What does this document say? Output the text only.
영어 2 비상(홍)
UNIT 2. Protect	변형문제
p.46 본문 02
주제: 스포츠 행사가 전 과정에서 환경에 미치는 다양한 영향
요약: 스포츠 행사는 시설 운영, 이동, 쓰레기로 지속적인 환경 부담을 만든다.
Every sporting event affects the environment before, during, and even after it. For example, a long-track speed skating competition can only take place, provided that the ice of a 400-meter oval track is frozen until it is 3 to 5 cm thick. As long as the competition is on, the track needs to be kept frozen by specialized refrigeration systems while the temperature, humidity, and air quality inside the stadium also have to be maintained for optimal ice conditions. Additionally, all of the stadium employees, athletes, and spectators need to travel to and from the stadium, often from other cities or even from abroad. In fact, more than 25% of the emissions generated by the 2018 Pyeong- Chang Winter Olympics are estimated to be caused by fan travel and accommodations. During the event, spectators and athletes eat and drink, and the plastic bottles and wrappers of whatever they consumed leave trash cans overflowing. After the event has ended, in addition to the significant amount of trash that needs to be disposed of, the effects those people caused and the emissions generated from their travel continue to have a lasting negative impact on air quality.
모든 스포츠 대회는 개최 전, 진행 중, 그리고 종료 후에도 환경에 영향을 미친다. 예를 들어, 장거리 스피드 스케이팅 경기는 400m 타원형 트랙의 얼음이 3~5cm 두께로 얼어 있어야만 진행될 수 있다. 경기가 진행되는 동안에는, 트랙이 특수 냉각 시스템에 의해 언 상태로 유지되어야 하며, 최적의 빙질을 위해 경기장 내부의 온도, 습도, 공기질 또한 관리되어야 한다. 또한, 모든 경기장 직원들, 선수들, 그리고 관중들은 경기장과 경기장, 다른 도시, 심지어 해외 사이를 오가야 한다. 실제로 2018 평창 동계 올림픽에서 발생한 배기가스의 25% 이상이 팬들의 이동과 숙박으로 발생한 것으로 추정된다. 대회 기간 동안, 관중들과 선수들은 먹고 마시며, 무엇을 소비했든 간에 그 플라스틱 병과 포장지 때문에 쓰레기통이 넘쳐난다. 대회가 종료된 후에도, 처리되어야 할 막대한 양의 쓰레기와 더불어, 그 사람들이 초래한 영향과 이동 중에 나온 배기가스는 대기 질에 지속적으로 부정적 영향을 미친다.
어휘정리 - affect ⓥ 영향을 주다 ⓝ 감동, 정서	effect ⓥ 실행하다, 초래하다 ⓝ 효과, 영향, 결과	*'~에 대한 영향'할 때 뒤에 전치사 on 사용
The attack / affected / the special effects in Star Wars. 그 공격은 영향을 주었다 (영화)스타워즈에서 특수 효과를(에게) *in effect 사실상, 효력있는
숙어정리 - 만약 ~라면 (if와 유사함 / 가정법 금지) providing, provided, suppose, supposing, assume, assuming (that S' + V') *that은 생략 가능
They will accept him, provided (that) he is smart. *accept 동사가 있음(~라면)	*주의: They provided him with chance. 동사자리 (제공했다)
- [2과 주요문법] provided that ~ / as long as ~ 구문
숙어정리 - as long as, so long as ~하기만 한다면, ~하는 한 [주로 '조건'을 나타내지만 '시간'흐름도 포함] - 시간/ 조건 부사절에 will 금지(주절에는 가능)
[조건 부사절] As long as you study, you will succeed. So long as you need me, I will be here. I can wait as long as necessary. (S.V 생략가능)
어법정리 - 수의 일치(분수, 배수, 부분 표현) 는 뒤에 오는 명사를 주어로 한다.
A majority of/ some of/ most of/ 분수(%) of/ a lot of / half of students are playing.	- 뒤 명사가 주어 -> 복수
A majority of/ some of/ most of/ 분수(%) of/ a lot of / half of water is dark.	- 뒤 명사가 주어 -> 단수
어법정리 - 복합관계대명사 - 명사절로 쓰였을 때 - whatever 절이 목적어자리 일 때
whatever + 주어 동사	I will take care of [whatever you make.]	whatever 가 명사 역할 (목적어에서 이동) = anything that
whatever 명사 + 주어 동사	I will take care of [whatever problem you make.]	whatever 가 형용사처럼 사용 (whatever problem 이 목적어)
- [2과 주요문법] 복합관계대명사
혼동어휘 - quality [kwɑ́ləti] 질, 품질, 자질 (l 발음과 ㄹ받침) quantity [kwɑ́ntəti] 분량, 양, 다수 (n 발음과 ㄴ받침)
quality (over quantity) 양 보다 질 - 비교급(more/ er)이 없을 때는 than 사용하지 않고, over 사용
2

=====

◆ Short exercise:
All of the material above needs to be copied exactly.

◆ Exercise response:
What does this document say? Output the text only.
영어 2 비상(홍)
UNIT 2. Protect	변형문제
p.46 본문 02
주제: 스포츠 행사가 전 과정에서 환경에 미치는 다양한 영향
요약: 스포츠 행사는 시설 운영, 이동, 쓰레기로 지속적인 환경 부담을 만든다.
Every sporting event affects the environment before, during, and even after it. For example, a long-track speed skating competition can only take place, provided that the ice of a 400-meter oval track is frozen until it is 3 to 5 cm thick. As long as the competition is on, the track needs to be kept frozen by specialized refrigeration systems while the temperature, humidity, and air quality inside the stadium also have to be maintained for optimal ice conditions. Additionally, all of the stadium employees, athletes, and spectators need to travel to and from the stadium, often from other cities or even from abroad. In fact, more than 25% of the emissions generated by the 2018 Pyeong- Chang Winter Olympics are estimated to be caused by fan travel and accommodations. During the event, spectators and athletes eat and drink, and the plastic bottles and wrappers of whatever they consumed leave trash cans overflowing. After the event has ended, in addition to the significant amount of trash that needs to be disposed of, the effects those people caused and the emissions generated from their travel continue to have a lasting negative impact on air quality.
모든 스포츠 대회는 개최 전, 진행 중, 그리고 종료 후에도 환경에 영향을 미친다. 예를 들어, 장거리 스피드 스케이팅 경기는 400m 타원형 트랙의 얼음이 3~5cm 두께로 얼어 있어야만 진행될 수 있다. 경기가 진행되는 동안에는, 트랙이 특수 냉각 시스템에 의해 언 상태로 유지되어야 하며, 최적의 빙질을 위해 경기장 내부의 온도, 습도, 공기질 또한 관리되어야 한다. 또한, 모든 경기장 직원들, 선수들, 그리고 관중들은 경기장과 경기장, 다른 도시, 심지어 해외 사이를 오가야 한다. 실제로 2018 평창 동계 올림픽에서 발생한 배기가스의 25% 이상이 팬들의 이동과 숙박으로 발생한 것으로 추정된다. 대회 기간 동안, 관중들과 선수들은 먹고 마시며, 무엇을 소비했든 간에 그 플라스틱 병과 포장지 때문에 쓰레기통이 넘쳐난다. 대회가 종료된 후에도, 처리되어야 할 막대한 양의 쓰레기와 더불어, 그 사람들이 초래한 영향과 이동 중에 나온 배기가스는 대기 질에 지속적으로 부정적 영향을 미친다.
어휘정리 - affect ⓥ 영향을 주다 ⓝ 감동, 정서	effect ⓥ 실행하다, 초래하다 ⓝ 효과, 영향, 결과	*'~에 대한 영향'할 때 뒤에 전치사 on 사용
The attack / affected / the special effects in Star Wars. 그 공격은 영향을 주었다 (영화)스타워즈에서 특수 효과를(에게) *in effect 사실상, 효력있는
숙어정리 - 만약 ~라면 (if와 유사함 / 가정법 금지) providing, provided, suppose, supposing, assume, assuming (that S' + V') *that은 생략 가능
They will accept him, provided (that) he is smart. *accept 동사가 있음(~라면)	*주의: They provided him with chance. 동사자리 (제공했다)
- [2과 주요문법] provided that ~ / as long as ~ 구문
숙어정리 - as long as, so long as ~하기만 한다면, ~하는 한 [주로 '조건'을 나타내지만 '시간'흐름도 포함] - 시간/ 조건 부사절에 will 금지(주절에는 가능)
[조건 부사절] As long as you study, you will succeed. So long as you need me, I will be here. I can wait as long as necessary. (S.V 생략가능)
어법정리 - 수의 일치(분수, 배수, 부분 표현) 는 뒤에 오는 명사를 주어로 한다.
A majority of/ some of/ most of/ 분수(%) of/ a lot of / half of students are playing.	- 뒤 명사가 주어 -> 복수
A majority of/ some of/ most of/ 분수(%) of/ a lot of / half of water is dark.	- 뒤 명사가 주어 -> 단수
어법정리 - 복합관계대명사 - 명사절로 쓰였을 때 - whatever 절이 목적어자리 일 때
whatever + 주어 동사	I will take care of [whatever you make.]	whatever 가 명사 역할 (목적어에서 이동) = anything that
whatever 명사 + 주어 동사	I will take care of [whatever problem you make.]	whatever 가 형용사처럼 사용 (whatever problem 이 목적어)
- [2과 주요문법] 복합관계대명사
혼동어휘 - quality [kwɑ́ləti] 질, 품질, 자질 (l 발음과 ㄹ받침) quantity [kwɑ́ntəti] 분량, 양, 다수 (n 발음과 ㄴ받침)
quality (over quantity) 양 보다 질 - 비교급(more/ er)이 없을 때는 than 사용하지 않고, over 사용
2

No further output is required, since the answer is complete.